### Written instruction
Below are the records; copy each line in them that holds the word "this".
== Stored records ==
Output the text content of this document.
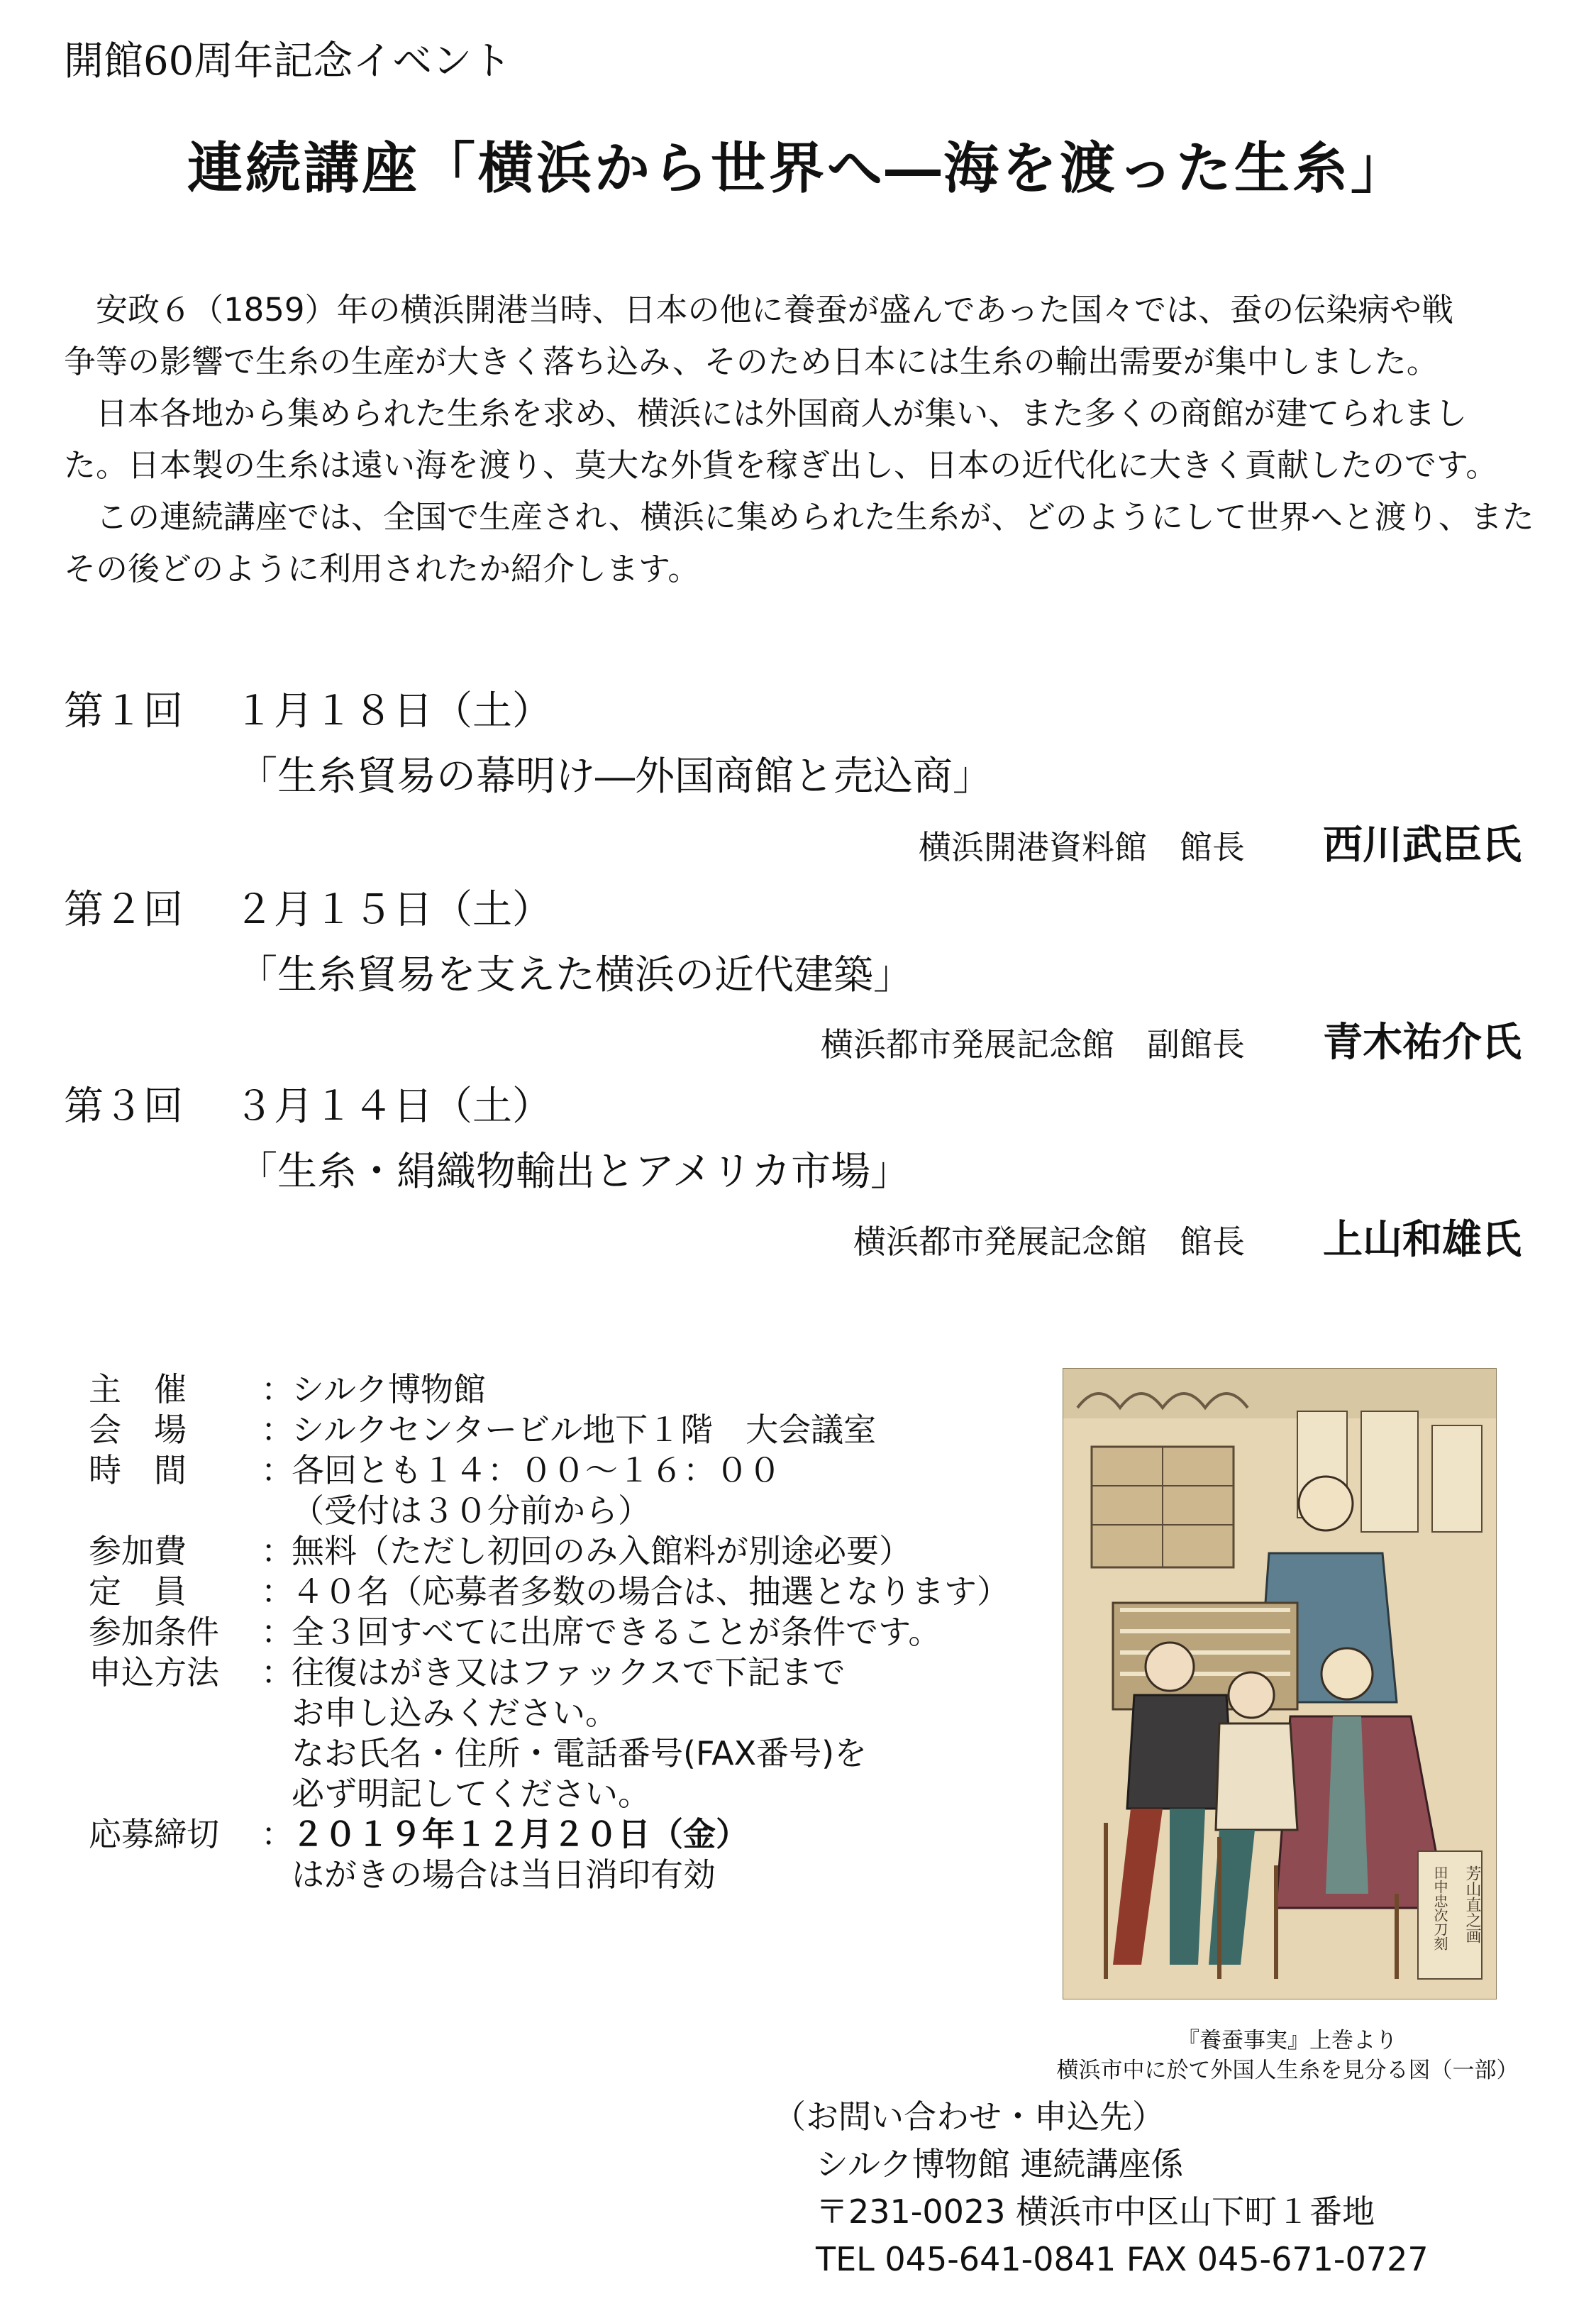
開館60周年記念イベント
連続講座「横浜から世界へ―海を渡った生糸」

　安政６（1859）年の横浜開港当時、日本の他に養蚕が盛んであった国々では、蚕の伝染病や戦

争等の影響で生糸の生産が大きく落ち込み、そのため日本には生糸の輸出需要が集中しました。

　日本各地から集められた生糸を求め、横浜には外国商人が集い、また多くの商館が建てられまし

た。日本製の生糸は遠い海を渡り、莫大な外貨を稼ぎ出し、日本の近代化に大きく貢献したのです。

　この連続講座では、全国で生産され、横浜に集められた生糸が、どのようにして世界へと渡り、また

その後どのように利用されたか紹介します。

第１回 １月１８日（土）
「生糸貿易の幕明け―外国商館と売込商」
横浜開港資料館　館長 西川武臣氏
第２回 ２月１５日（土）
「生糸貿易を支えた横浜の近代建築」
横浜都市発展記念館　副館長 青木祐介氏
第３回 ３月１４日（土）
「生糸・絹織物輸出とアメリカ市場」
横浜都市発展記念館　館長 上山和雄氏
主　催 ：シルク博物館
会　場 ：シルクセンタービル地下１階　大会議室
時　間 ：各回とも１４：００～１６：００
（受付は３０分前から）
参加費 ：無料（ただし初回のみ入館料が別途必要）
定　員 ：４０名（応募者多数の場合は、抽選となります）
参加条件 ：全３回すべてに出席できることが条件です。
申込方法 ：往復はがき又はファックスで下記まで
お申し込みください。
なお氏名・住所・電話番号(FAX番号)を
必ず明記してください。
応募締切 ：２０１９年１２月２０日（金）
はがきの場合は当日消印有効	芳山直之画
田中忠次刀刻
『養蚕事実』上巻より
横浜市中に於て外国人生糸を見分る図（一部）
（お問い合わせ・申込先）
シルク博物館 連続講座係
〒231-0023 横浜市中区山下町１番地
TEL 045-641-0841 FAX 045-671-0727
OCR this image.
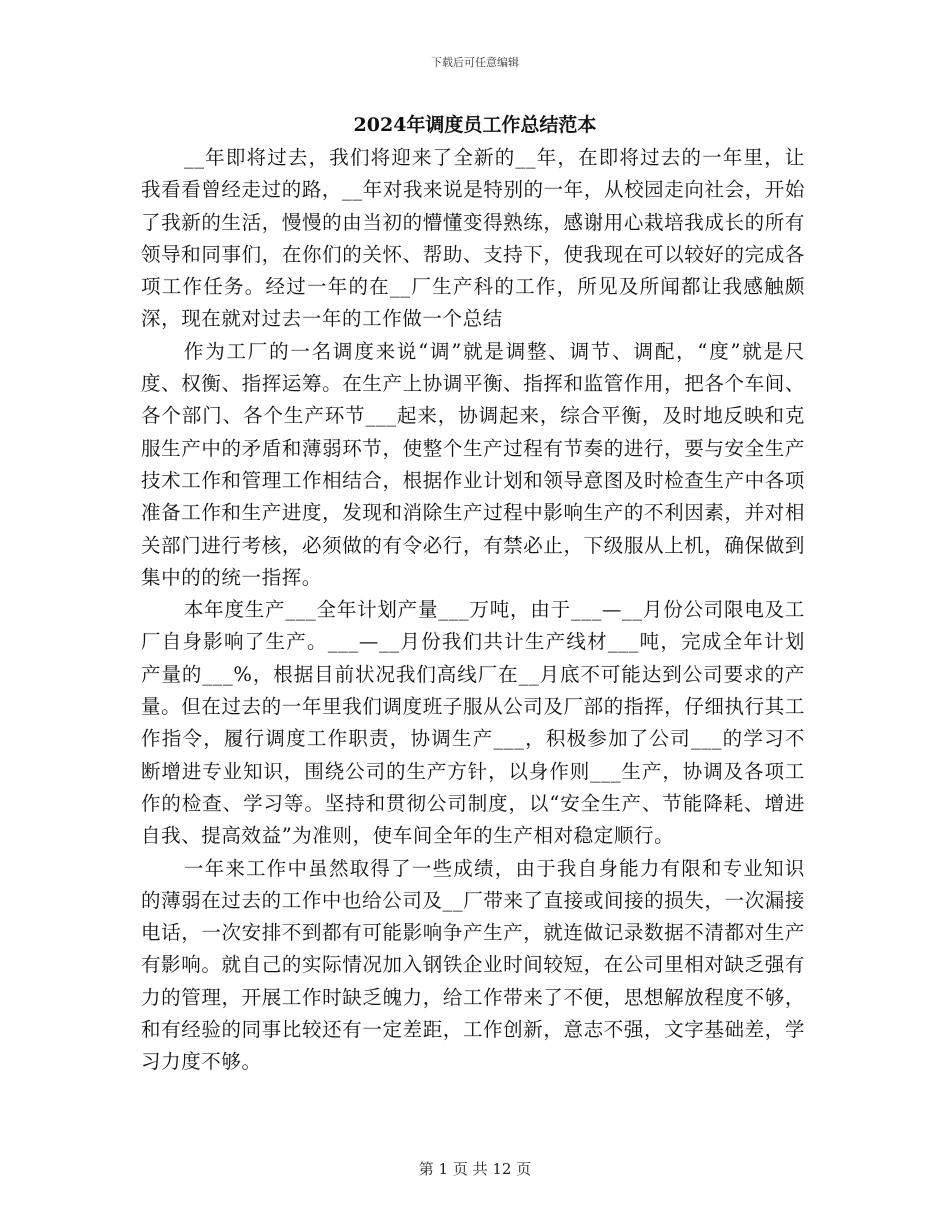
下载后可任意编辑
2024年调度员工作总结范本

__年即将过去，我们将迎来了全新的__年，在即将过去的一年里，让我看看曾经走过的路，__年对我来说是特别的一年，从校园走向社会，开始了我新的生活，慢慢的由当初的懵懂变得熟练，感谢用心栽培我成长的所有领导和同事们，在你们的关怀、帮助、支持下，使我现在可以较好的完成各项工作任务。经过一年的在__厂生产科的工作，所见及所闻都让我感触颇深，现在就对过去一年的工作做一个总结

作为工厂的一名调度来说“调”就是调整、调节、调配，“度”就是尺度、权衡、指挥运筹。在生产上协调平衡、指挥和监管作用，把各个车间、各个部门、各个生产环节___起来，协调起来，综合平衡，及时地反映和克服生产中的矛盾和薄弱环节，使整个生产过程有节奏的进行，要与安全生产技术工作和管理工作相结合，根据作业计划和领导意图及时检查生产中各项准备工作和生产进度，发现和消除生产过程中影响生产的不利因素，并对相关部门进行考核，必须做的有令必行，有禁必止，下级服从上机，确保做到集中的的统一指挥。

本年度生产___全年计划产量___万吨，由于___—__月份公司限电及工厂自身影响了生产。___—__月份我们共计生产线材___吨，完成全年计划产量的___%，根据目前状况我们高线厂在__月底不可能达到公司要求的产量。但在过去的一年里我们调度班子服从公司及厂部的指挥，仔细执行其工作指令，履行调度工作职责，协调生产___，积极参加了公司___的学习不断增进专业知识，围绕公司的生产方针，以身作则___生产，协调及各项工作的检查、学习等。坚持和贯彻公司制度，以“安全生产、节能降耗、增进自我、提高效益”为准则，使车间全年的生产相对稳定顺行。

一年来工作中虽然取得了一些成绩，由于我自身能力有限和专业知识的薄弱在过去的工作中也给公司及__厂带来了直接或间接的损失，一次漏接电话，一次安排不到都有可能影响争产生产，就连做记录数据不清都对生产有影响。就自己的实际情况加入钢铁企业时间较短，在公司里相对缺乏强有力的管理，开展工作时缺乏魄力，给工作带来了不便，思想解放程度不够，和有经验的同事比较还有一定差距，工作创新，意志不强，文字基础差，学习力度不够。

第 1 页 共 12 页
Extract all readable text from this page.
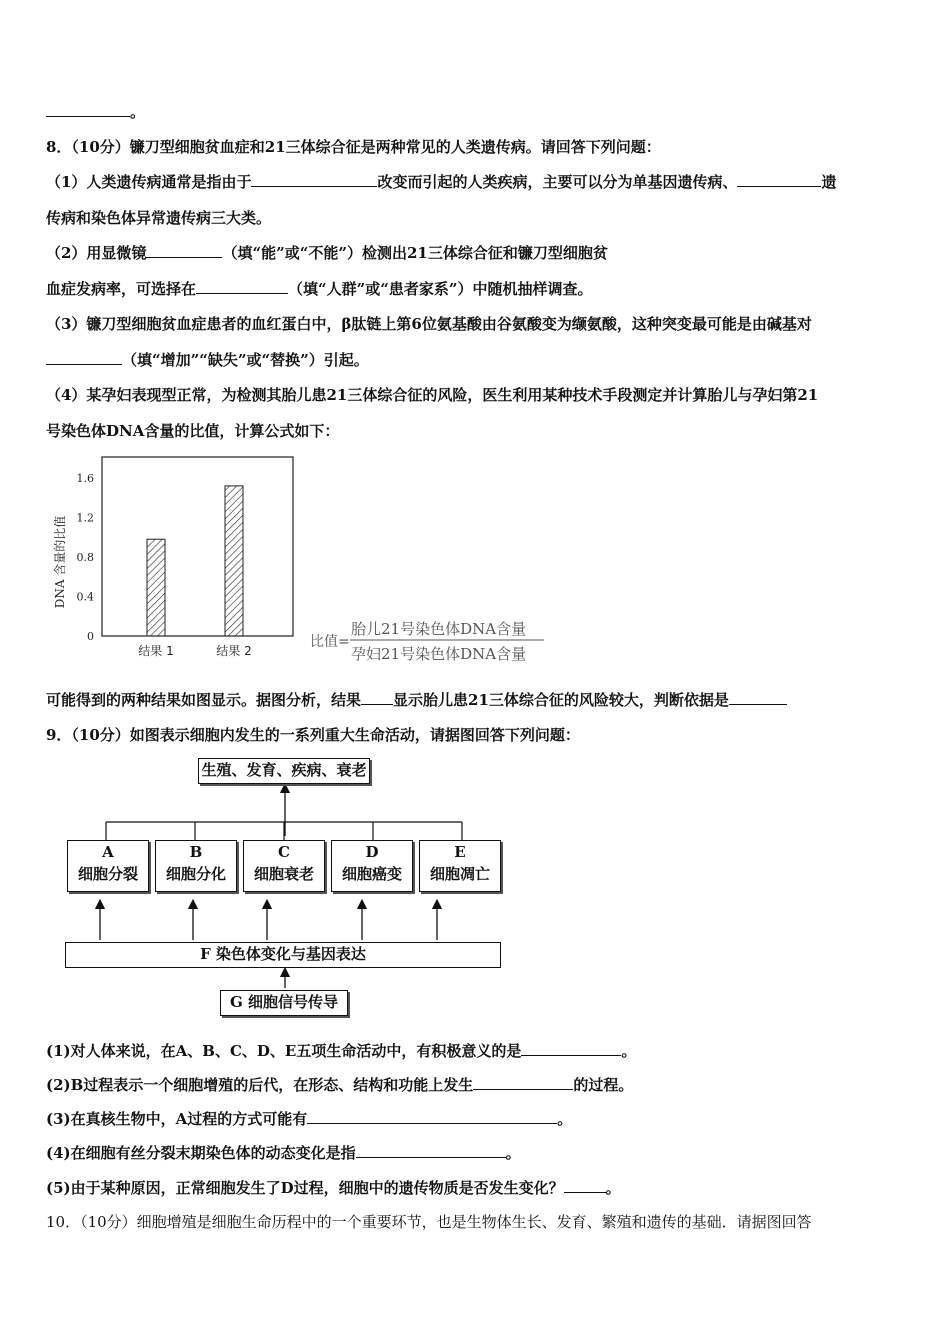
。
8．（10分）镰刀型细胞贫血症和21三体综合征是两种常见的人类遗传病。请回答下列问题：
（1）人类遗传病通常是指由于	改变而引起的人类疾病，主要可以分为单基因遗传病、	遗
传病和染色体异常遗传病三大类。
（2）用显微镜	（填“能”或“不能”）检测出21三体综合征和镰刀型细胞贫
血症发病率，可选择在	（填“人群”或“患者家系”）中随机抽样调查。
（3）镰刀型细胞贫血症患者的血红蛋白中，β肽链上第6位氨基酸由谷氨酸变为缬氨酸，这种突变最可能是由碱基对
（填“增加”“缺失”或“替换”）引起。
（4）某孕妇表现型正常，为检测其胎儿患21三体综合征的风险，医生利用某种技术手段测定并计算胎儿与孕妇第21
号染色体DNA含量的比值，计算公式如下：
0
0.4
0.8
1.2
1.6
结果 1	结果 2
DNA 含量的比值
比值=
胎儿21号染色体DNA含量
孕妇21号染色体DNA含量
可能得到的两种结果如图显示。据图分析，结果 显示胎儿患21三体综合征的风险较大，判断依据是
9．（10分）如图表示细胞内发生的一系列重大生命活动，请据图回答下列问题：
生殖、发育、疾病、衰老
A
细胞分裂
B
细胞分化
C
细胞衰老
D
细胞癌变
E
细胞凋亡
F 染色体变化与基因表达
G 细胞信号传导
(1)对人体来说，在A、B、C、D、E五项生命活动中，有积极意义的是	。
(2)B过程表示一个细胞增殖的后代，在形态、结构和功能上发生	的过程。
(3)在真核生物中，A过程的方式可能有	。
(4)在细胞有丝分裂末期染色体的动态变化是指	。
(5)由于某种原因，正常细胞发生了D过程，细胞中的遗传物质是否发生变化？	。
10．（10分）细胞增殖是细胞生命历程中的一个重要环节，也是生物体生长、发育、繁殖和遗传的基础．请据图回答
===
### Full answer
Output the text content of this document.
OCR this image.
Extract all readable text from this page.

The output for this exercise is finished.